(Task prompt)
Any picture among the records should be left out, please; retype the rest exactly.

(Items listed in a dataset)
--- START ---

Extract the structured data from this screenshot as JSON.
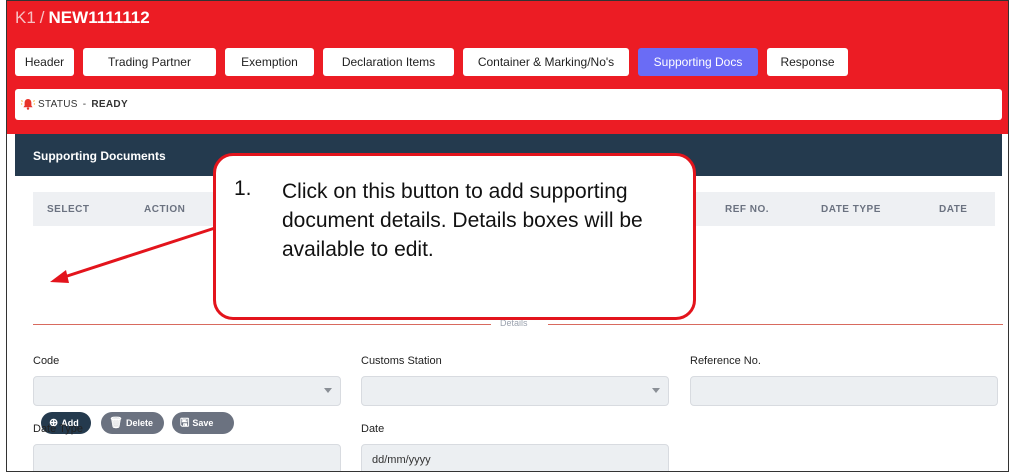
{
  "breadcrumb": {
    "prefix": "K1",
    "separator": "/",
    "doc_no": "NEW1111112"
  },
  "tabs": [
    {
      "label": "Header",
      "active": false
    },
    {
      "label": "Trading Partner",
      "active": false
    },
    {
      "label": "Exemption",
      "active": false
    },
    {
      "label": "Declaration Items",
      "active": false
    },
    {
      "label": "Container & Marking/No's",
      "active": false
    },
    {
      "label": "Supporting Docs",
      "active": true
    },
    {
      "label": "Response",
      "active": false
    }
  ],
  "status": {
    "label": "STATUS",
    "dash": "-",
    "value": "READY",
    "icon": "bell-icon"
  },
  "section": {
    "title": "Supporting Documents"
  },
  "table": {
    "columns": [
      "SELECT",
      "ACTION",
      "REF NO.",
      "DATE TYPE",
      "DATE"
    ]
  },
  "buttons": {
    "add": "Add",
    "delete": "Delete",
    "save": "Save"
  },
  "details": {
    "divider_label": "Details"
  },
  "form": {
    "code": {
      "label": "Code",
      "value": ""
    },
    "customs_station": {
      "label": "Customs Station",
      "value": ""
    },
    "reference_no": {
      "label": "Reference No.",
      "value": ""
    },
    "date_type": {
      "label": "Date Type",
      "value": ""
    },
    "date": {
      "label": "Date",
      "placeholder": "dd/mm/yyyy"
    }
  },
  "callout": {
    "number": "1.",
    "text": "Click on this button to add supporting document details. Details boxes will be available to edit."
  },
  "colors": {
    "topbar": "#ec1c24",
    "active_tab": "#6a6cf5",
    "card_header": "#243a4e",
    "callout_border": "#e3141c"
  }
}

--- END ---

(Full solution)
Extract the structured data from this screenshot as JSON.
{
  "breadcrumb": {
    "prefix": "K1",
    "separator": "/",
    "doc_no": "NEW1111112"
  },
  "tabs": [
    {
      "label": "Header",
      "active": false
    },
    {
      "label": "Trading Partner",
      "active": false
    },
    {
      "label": "Exemption",
      "active": false
    },
    {
      "label": "Declaration Items",
      "active": false
    },
    {
      "label": "Container & Marking/No's",
      "active": false
    },
    {
      "label": "Supporting Docs",
      "active": true
    },
    {
      "label": "Response",
      "active": false
    }
  ],
  "status": {
    "label": "STATUS",
    "dash": "-",
    "value": "READY",
    "icon": "bell-icon"
  },
  "section": {
    "title": "Supporting Documents"
  },
  "table": {
    "columns": [
      "SELECT",
      "ACTION",
      "REF NO.",
      "DATE TYPE",
      "DATE"
    ]
  },
  "buttons": {
    "add": "Add",
    "delete": "Delete",
    "save": "Save"
  },
  "details": {
    "divider_label": "Details"
  },
  "form": {
    "code": {
      "label": "Code",
      "value": ""
    },
    "customs_station": {
      "label": "Customs Station",
      "value": ""
    },
    "reference_no": {
      "label": "Reference No.",
      "value": ""
    },
    "date_type": {
      "label": "Date Type",
      "value": ""
    },
    "date": {
      "label": "Date",
      "placeholder": "dd/mm/yyyy"
    }
  },
  "callout": {
    "number": "1.",
    "text": "Click on this button to add supporting document details. Details boxes will be available to edit."
  },
  "colors": {
    "topbar": "#ec1c24",
    "active_tab": "#6a6cf5",
    "card_header": "#243a4e",
    "callout_border": "#e3141c"
  }
}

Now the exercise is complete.